▸ **RECORDS FOR THE TASK**
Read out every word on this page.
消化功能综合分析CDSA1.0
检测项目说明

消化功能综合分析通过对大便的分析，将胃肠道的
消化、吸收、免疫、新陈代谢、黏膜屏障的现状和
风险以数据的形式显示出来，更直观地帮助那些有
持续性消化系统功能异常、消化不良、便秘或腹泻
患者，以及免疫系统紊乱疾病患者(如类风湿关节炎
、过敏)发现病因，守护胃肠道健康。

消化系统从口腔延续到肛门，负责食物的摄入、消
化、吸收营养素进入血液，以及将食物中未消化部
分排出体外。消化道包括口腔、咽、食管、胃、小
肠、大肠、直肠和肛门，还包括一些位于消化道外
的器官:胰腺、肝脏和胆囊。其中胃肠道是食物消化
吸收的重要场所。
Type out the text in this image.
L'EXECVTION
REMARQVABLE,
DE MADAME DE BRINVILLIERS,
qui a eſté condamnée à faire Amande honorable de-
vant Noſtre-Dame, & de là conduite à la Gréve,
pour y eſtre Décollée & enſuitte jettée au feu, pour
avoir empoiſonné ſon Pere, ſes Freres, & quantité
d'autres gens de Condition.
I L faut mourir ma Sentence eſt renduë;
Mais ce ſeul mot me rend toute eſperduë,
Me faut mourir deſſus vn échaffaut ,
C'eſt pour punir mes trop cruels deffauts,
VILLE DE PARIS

▸ **DIRECTIONS FOR THIS TASK**
Find every line that has "pour" in it, then return those lines.

▸ **EXERCISE OUTPUT**
pour y eſtre Décollée & enſuitte jettée au feu, pour
C'eſt pour punir mes trop cruels deffauts,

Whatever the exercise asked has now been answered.